**PROBLEM TO WORK ON**
Reproduce every entry exactly and leave its pictures out.

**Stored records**

= = = = = = =

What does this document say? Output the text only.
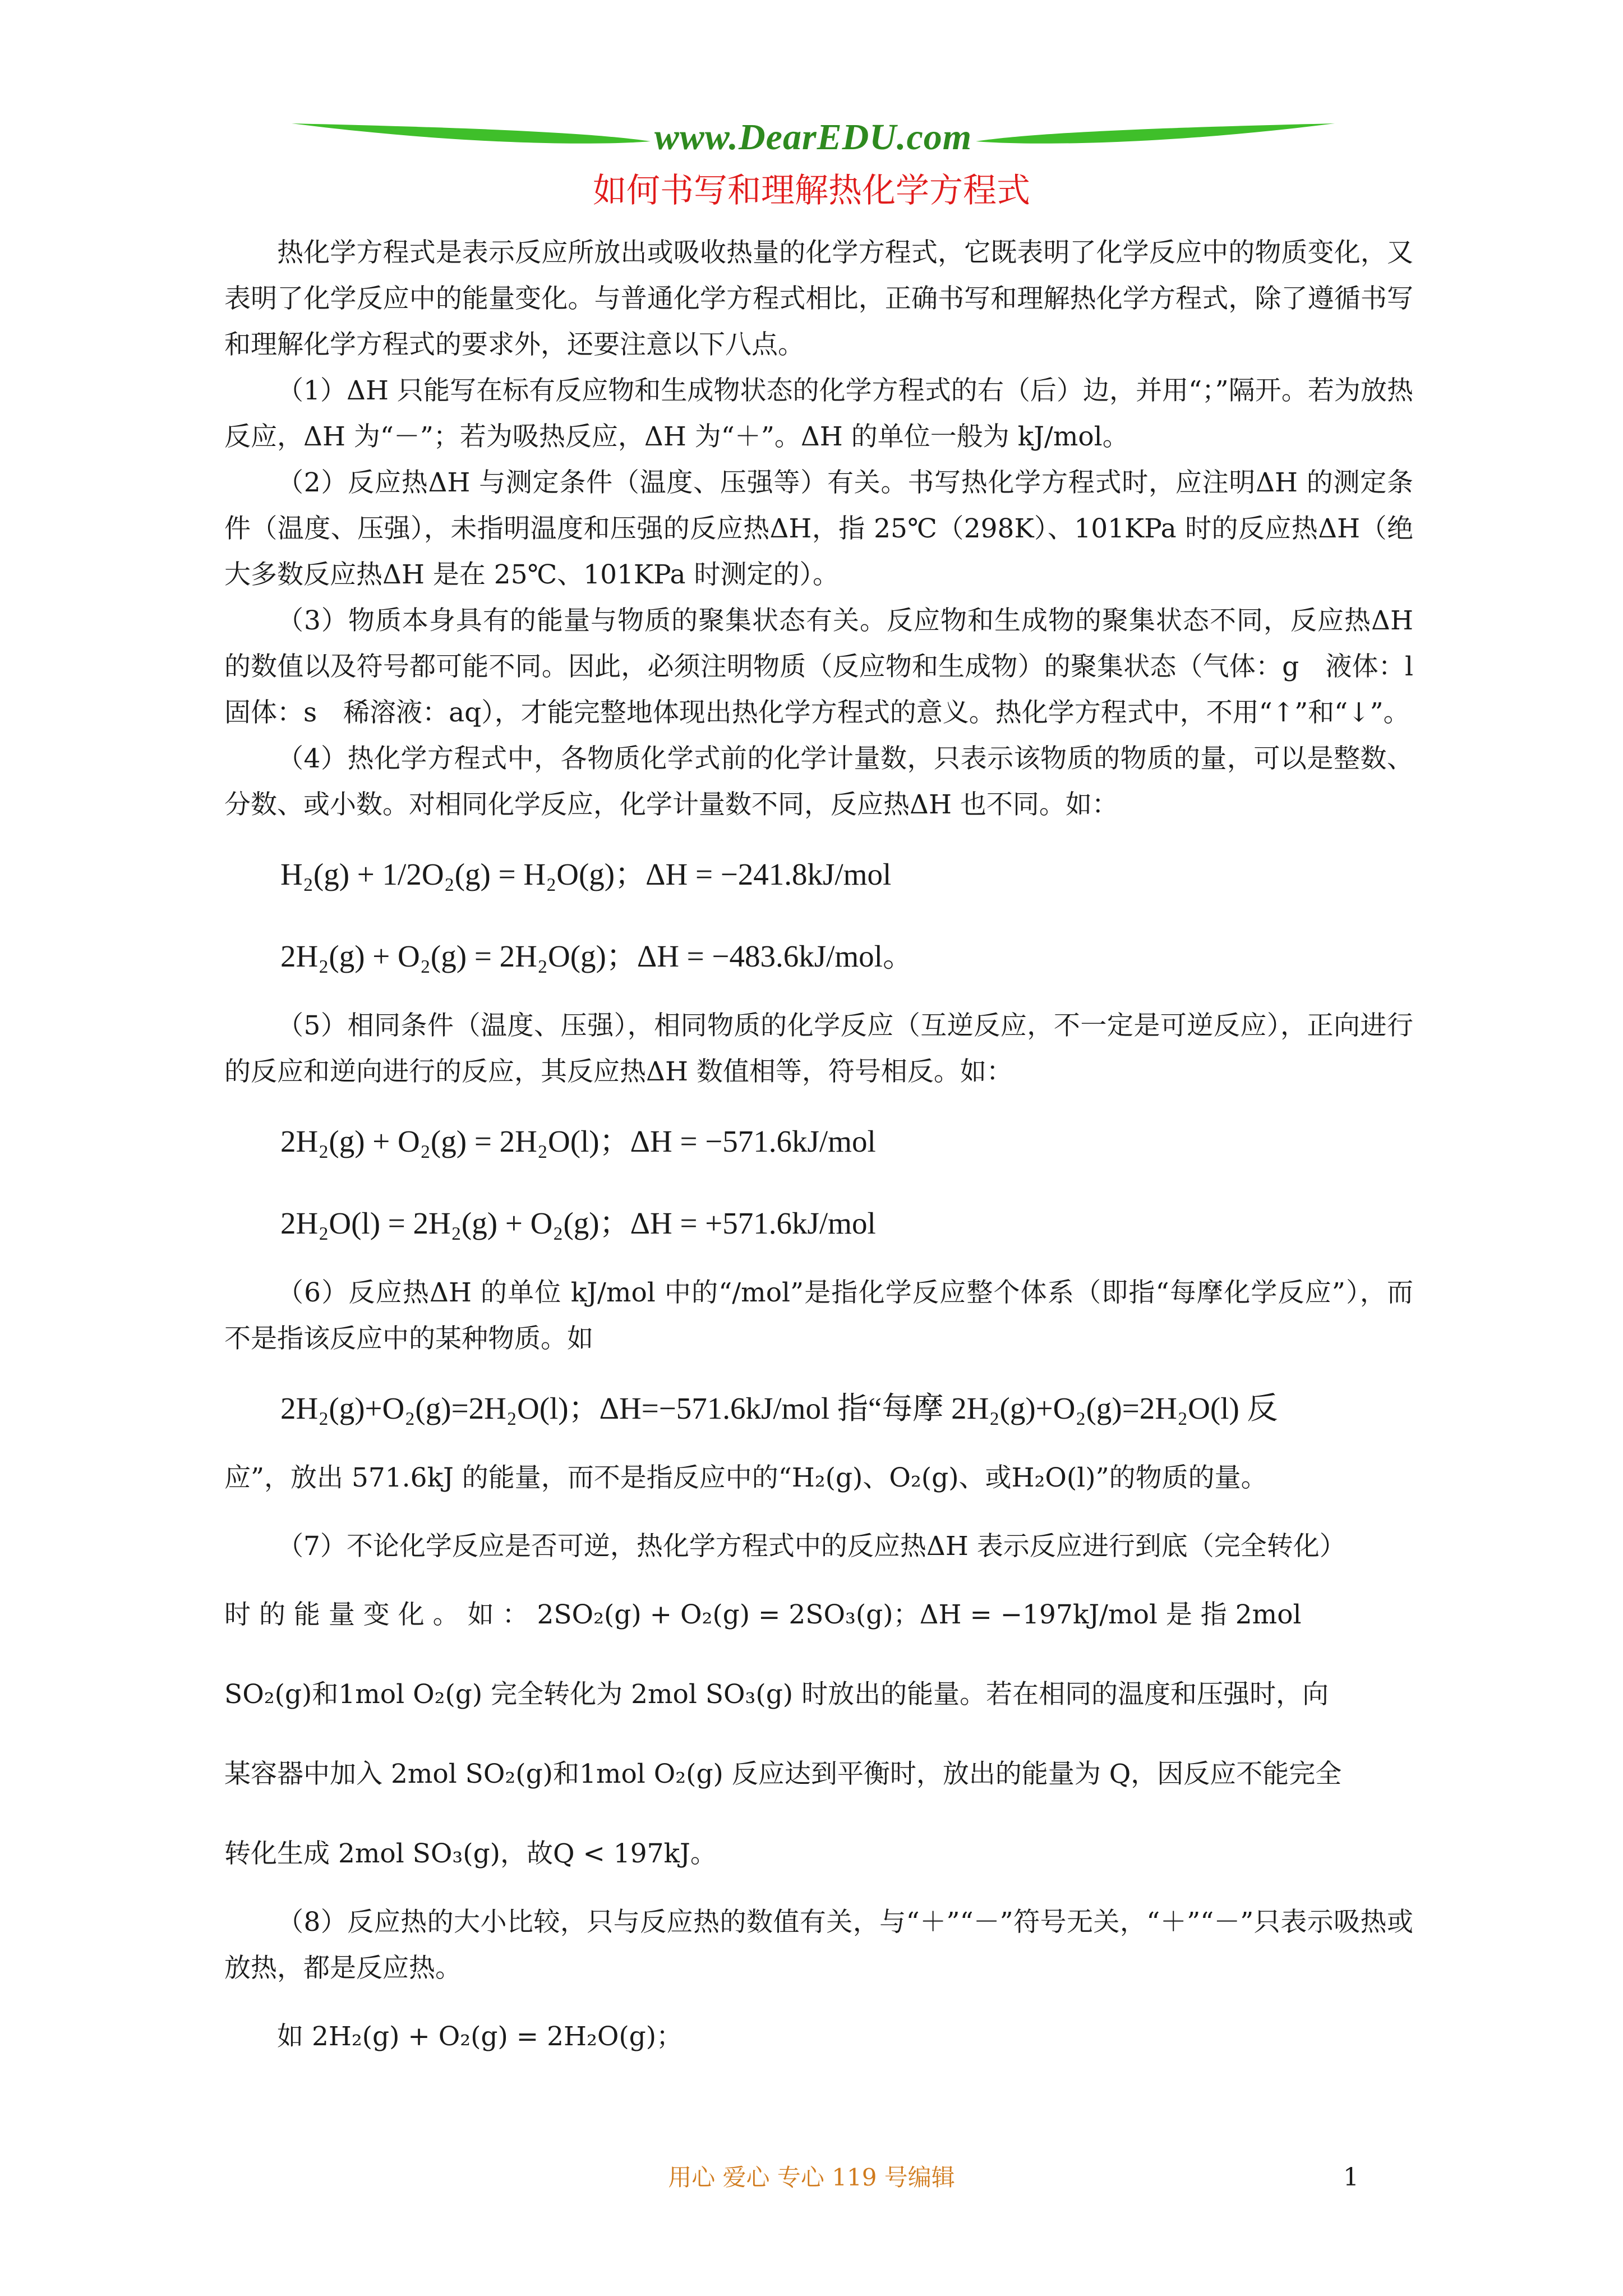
www.DearEDU.com
如何书写和理解热化学方程式

热化学方程式是表示反应所放出或吸收热量的化学方程式，它既表明了化学反应中的物质变化，又表明了化学反应中的能量变化。与普通化学方程式相比，正确书写和理解热化学方程式，除了遵循书写和理解化学方程式的要求外，还要注意以下八点。

（1）ΔH 只能写在标有反应物和生成物状态的化学方程式的右（后）边，并用“；”隔开。若为放热反应，ΔH 为“－”；若为吸热反应，ΔH 为“＋”。ΔH 的单位一般为 kJ/mol。

（2）反应热ΔH 与测定条件（温度、压强等）有关。书写热化学方程式时，应注明ΔH 的测定条件（温度、压强），未指明温度和压强的反应热ΔH，指 25℃（298K）、101KPa 时的反应热ΔH（绝大多数反应热ΔH 是在 25℃、101KPa 时测定的）。

（3）物质本身具有的能量与物质的聚集状态有关。反应物和生成物的聚集状态不同，反应热ΔH 的数值以及符号都可能不同。因此，必须注明物质（反应物和生成物）的聚集状态（气体：g　液体：l　固体：s　稀溶液：aq），才能完整地体现出热化学方程式的意义。热化学方程式中，不用“↑”和“↓”。

（4）热化学方程式中，各物质化学式前的化学计量数，只表示该物质的物质的量，可以是整数、分数、或小数。对相同化学反应，化学计量数不同，反应热ΔH 也不同。如：

H₂(g) + 1/2O₂(g) = H₂O(g)；ΔH = −241.8kJ/mol

2H₂(g) + O₂(g) = 2H₂O(g)；ΔH = −483.6kJ/mol。

（5）相同条件（温度、压强），相同物质的化学反应（互逆反应，不一定是可逆反应），正向进行的反应和逆向进行的反应，其反应热ΔH 数值相等，符号相反。如：

2H₂(g) + O₂(g) = 2H₂O(l)；ΔH = −571.6kJ/mol

2H₂O(l) = 2H₂(g) + O₂(g)；ΔH = +571.6kJ/mol

（6）反应热ΔH 的单位 kJ/mol 中的“/mol”是指化学反应整个体系（即指“每摩化学反应”），而不是指该反应中的某种物质。如

2H₂(g)+O₂(g)=2H₂O(l)；ΔH=−571.6kJ/mol 指“每摩 2H₂(g)+O₂(g)=2H₂O(l) 反

应”，放出 571.6kJ 的能量，而不是指反应中的“H₂(g)、O₂(g)、或H₂O(l)”的物质的量。

（7）不论化学反应是否可逆，热化学方程式中的反应热ΔH 表示反应进行到底（完全转化）

时 的 能 量 变 化 。 如 ： 2SO₂(g) + O₂(g) = 2SO₃(g)；ΔH = −197kJ/mol 是 指 2mol

SO₂(g)和1mol O₂(g) 完全转化为 2mol SO₃(g) 时放出的能量。若在相同的温度和压强时，向

某容器中加入 2mol SO₂(g)和1mol O₂(g) 反应达到平衡时，放出的能量为 Q，因反应不能完全

转化生成 2mol SO₃(g)，故Q < 197kJ。

（8）反应热的大小比较，只与反应热的数值有关，与“＋”“－”符号无关，“＋”“－”只表示吸热或放热，都是反应热。

如 2H₂(g) + O₂(g) = 2H₂O(g)；

用心 爱心 专心 119 号编辑	1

= = = = = = =

**EXERCISE RESPONSE**
What does this document say? Output the text only.
www.DearEDU.com
如何书写和理解热化学方程式

热化学方程式是表示反应所放出或吸收热量的化学方程式，它既表明了化学反应中的物质变化，又表明了化学反应中的能量变化。与普通化学方程式相比，正确书写和理解热化学方程式，除了遵循书写和理解化学方程式的要求外，还要注意以下八点。

（1）ΔH 只能写在标有反应物和生成物状态的化学方程式的右（后）边，并用“；”隔开。若为放热反应，ΔH 为“－”；若为吸热反应，ΔH 为“＋”。ΔH 的单位一般为 kJ/mol。

（2）反应热ΔH 与测定条件（温度、压强等）有关。书写热化学方程式时，应注明ΔH 的测定条件（温度、压强），未指明温度和压强的反应热ΔH，指 25℃（298K）、101KPa 时的反应热ΔH（绝大多数反应热ΔH 是在 25℃、101KPa 时测定的）。

（3）物质本身具有的能量与物质的聚集状态有关。反应物和生成物的聚集状态不同，反应热ΔH 的数值以及符号都可能不同。因此，必须注明物质（反应物和生成物）的聚集状态（气体：g　液体：l　固体：s　稀溶液：aq），才能完整地体现出热化学方程式的意义。热化学方程式中，不用“↑”和“↓”。

（4）热化学方程式中，各物质化学式前的化学计量数，只表示该物质的物质的量，可以是整数、分数、或小数。对相同化学反应，化学计量数不同，反应热ΔH 也不同。如：

H₂(g) + 1/2O₂(g) = H₂O(g)；ΔH = −241.8kJ/mol

2H₂(g) + O₂(g) = 2H₂O(g)；ΔH = −483.6kJ/mol。

（5）相同条件（温度、压强），相同物质的化学反应（互逆反应，不一定是可逆反应），正向进行的反应和逆向进行的反应，其反应热ΔH 数值相等，符号相反。如：

2H₂(g) + O₂(g) = 2H₂O(l)；ΔH = −571.6kJ/mol

2H₂O(l) = 2H₂(g) + O₂(g)；ΔH = +571.6kJ/mol

（6）反应热ΔH 的单位 kJ/mol 中的“/mol”是指化学反应整个体系（即指“每摩化学反应”），而不是指该反应中的某种物质。如

2H₂(g)+O₂(g)=2H₂O(l)；ΔH=−571.6kJ/mol 指“每摩 2H₂(g)+O₂(g)=2H₂O(l) 反

应”，放出 571.6kJ 的能量，而不是指反应中的“H₂(g)、O₂(g)、或H₂O(l)”的物质的量。

（7）不论化学反应是否可逆，热化学方程式中的反应热ΔH 表示反应进行到底（完全转化）

时 的 能 量 变 化 。 如 ： 2SO₂(g) + O₂(g) = 2SO₃(g)；ΔH = −197kJ/mol 是 指 2mol

SO₂(g)和1mol O₂(g) 完全转化为 2mol SO₃(g) 时放出的能量。若在相同的温度和压强时，向

某容器中加入 2mol SO₂(g)和1mol O₂(g) 反应达到平衡时，放出的能量为 Q，因反应不能完全

转化生成 2mol SO₃(g)，故Q < 197kJ。

（8）反应热的大小比较，只与反应热的数值有关，与“＋”“－”符号无关，“＋”“－”只表示吸热或放热，都是反应热。

如 2H₂(g) + O₂(g) = 2H₂O(g)；

用心 爱心 专心 119 号编辑	1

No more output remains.